> **To be done**:
Repeat everything in the material exactly.

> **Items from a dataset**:

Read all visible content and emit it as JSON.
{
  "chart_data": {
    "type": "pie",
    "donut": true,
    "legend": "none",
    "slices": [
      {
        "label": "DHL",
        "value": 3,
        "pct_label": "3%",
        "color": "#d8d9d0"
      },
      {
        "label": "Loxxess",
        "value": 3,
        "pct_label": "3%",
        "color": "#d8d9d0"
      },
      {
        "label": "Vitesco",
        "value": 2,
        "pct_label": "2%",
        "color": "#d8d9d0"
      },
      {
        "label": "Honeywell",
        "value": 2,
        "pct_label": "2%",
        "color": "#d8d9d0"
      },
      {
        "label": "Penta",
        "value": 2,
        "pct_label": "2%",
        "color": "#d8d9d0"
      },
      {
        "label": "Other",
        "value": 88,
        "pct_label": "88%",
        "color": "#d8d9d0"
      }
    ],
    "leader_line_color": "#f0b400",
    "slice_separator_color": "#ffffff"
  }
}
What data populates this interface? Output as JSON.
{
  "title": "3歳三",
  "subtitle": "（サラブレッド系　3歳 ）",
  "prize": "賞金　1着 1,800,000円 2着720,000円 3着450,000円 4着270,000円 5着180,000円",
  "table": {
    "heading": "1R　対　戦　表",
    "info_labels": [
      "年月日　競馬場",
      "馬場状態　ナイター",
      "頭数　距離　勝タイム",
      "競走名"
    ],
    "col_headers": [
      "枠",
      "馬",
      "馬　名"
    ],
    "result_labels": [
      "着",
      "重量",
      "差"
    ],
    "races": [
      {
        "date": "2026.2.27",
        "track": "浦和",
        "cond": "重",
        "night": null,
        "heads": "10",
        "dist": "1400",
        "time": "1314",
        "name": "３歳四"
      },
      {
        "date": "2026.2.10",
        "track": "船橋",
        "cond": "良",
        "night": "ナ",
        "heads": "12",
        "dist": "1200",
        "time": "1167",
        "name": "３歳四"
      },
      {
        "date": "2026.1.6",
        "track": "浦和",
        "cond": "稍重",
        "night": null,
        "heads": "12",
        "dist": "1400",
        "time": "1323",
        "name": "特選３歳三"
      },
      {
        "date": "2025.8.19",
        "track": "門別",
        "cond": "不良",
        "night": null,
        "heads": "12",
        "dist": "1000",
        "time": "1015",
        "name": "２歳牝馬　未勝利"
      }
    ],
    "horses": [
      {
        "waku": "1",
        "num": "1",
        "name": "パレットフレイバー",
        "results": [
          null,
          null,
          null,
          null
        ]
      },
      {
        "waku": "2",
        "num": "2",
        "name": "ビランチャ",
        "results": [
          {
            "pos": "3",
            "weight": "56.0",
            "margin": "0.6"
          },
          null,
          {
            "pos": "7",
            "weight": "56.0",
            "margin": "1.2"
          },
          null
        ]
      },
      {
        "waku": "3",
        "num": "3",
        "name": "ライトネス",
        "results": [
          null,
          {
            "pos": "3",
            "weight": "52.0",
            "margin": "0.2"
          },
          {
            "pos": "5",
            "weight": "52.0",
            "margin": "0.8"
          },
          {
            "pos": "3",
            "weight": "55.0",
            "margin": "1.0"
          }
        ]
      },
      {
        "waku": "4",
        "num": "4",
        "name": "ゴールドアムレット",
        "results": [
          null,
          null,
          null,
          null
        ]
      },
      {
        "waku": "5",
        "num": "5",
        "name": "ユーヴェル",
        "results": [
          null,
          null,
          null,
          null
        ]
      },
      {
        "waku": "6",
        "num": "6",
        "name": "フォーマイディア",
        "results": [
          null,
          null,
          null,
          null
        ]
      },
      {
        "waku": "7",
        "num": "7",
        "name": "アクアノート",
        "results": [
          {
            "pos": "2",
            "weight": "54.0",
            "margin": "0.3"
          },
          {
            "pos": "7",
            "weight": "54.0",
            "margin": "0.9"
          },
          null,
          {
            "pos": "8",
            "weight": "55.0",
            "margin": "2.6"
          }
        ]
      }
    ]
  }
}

> **Written answer**:
Read all visible content and emit it as JSON.
{
  "chart_data": {
    "type": "pie",
    "donut": true,
    "legend": "none",
    "slices": [
      {
        "label": "DHL",
        "value": 3,
        "pct_label": "3%",
        "color": "#d8d9d0"
      },
      {
        "label": "Loxxess",
        "value": 3,
        "pct_label": "3%",
        "color": "#d8d9d0"
      },
      {
        "label": "Vitesco",
        "value": 2,
        "pct_label": "2%",
        "color": "#d8d9d0"
      },
      {
        "label": "Honeywell",
        "value": 2,
        "pct_label": "2%",
        "color": "#d8d9d0"
      },
      {
        "label": "Penta",
        "value": 2,
        "pct_label": "2%",
        "color": "#d8d9d0"
      },
      {
        "label": "Other",
        "value": 88,
        "pct_label": "88%",
        "color": "#d8d9d0"
      }
    ],
    "leader_line_color": "#f0b400",
    "slice_separator_color": "#ffffff"
  }
}
What data populates this interface? Output as JSON.
{
  "title": "3歳三",
  "subtitle": "（サラブレッド系　3歳 ）",
  "prize": "賞金　1着 1,800,000円 2着720,000円 3着450,000円 4着270,000円 5着180,000円",
  "table": {
    "heading": "1R　対　戦　表",
    "info_labels": [
      "年月日　競馬場",
      "馬場状態　ナイター",
      "頭数　距離　勝タイム",
      "競走名"
    ],
    "col_headers": [
      "枠",
      "馬",
      "馬　名"
    ],
    "result_labels": [
      "着",
      "重量",
      "差"
    ],
    "races": [
      {
        "date": "2026.2.27",
        "track": "浦和",
        "cond": "重",
        "night": null,
        "heads": "10",
        "dist": "1400",
        "time": "1314",
        "name": "３歳四"
      },
      {
        "date": "2026.2.10",
        "track": "船橋",
        "cond": "良",
        "night": "ナ",
        "heads": "12",
        "dist": "1200",
        "time": "1167",
        "name": "３歳四"
      },
      {
        "date": "2026.1.6",
        "track": "浦和",
        "cond": "稍重",
        "night": null,
        "heads": "12",
        "dist": "1400",
        "time": "1323",
        "name": "特選３歳三"
      },
      {
        "date": "2025.8.19",
        "track": "門別",
        "cond": "不良",
        "night": null,
        "heads": "12",
        "dist": "1000",
        "time": "1015",
        "name": "２歳牝馬　未勝利"
      }
    ],
    "horses": [
      {
        "waku": "1",
        "num": "1",
        "name": "パレットフレイバー",
        "results": [
          null,
          null,
          null,
          null
        ]
      },
      {
        "waku": "2",
        "num": "2",
        "name": "ビランチャ",
        "results": [
          {
            "pos": "3",
            "weight": "56.0",
            "margin": "0.6"
          },
          null,
          {
            "pos": "7",
            "weight": "56.0",
            "margin": "1.2"
          },
          null
        ]
      },
      {
        "waku": "3",
        "num": "3",
        "name": "ライトネス",
        "results": [
          null,
          {
            "pos": "3",
            "weight": "52.0",
            "margin": "0.2"
          },
          {
            "pos": "5",
            "weight": "52.0",
            "margin": "0.8"
          },
          {
            "pos": "3",
            "weight": "55.0",
            "margin": "1.0"
          }
        ]
      },
      {
        "waku": "4",
        "num": "4",
        "name": "ゴールドアムレット",
        "results": [
          null,
          null,
          null,
          null
        ]
      },
      {
        "waku": "5",
        "num": "5",
        "name": "ユーヴェル",
        "results": [
          null,
          null,
          null,
          null
        ]
      },
      {
        "waku": "6",
        "num": "6",
        "name": "フォーマイディア",
        "results": [
          null,
          null,
          null,
          null
        ]
      },
      {
        "waku": "7",
        "num": "7",
        "name": "アクアノート",
        "results": [
          {
            "pos": "2",
            "weight": "54.0",
            "margin": "0.3"
          },
          {
            "pos": "7",
            "weight": "54.0",
            "margin": "0.9"
          },
          null,
          {
            "pos": "8",
            "weight": "55.0",
            "margin": "2.6"
          }
        ]
      }
    ]
  }
}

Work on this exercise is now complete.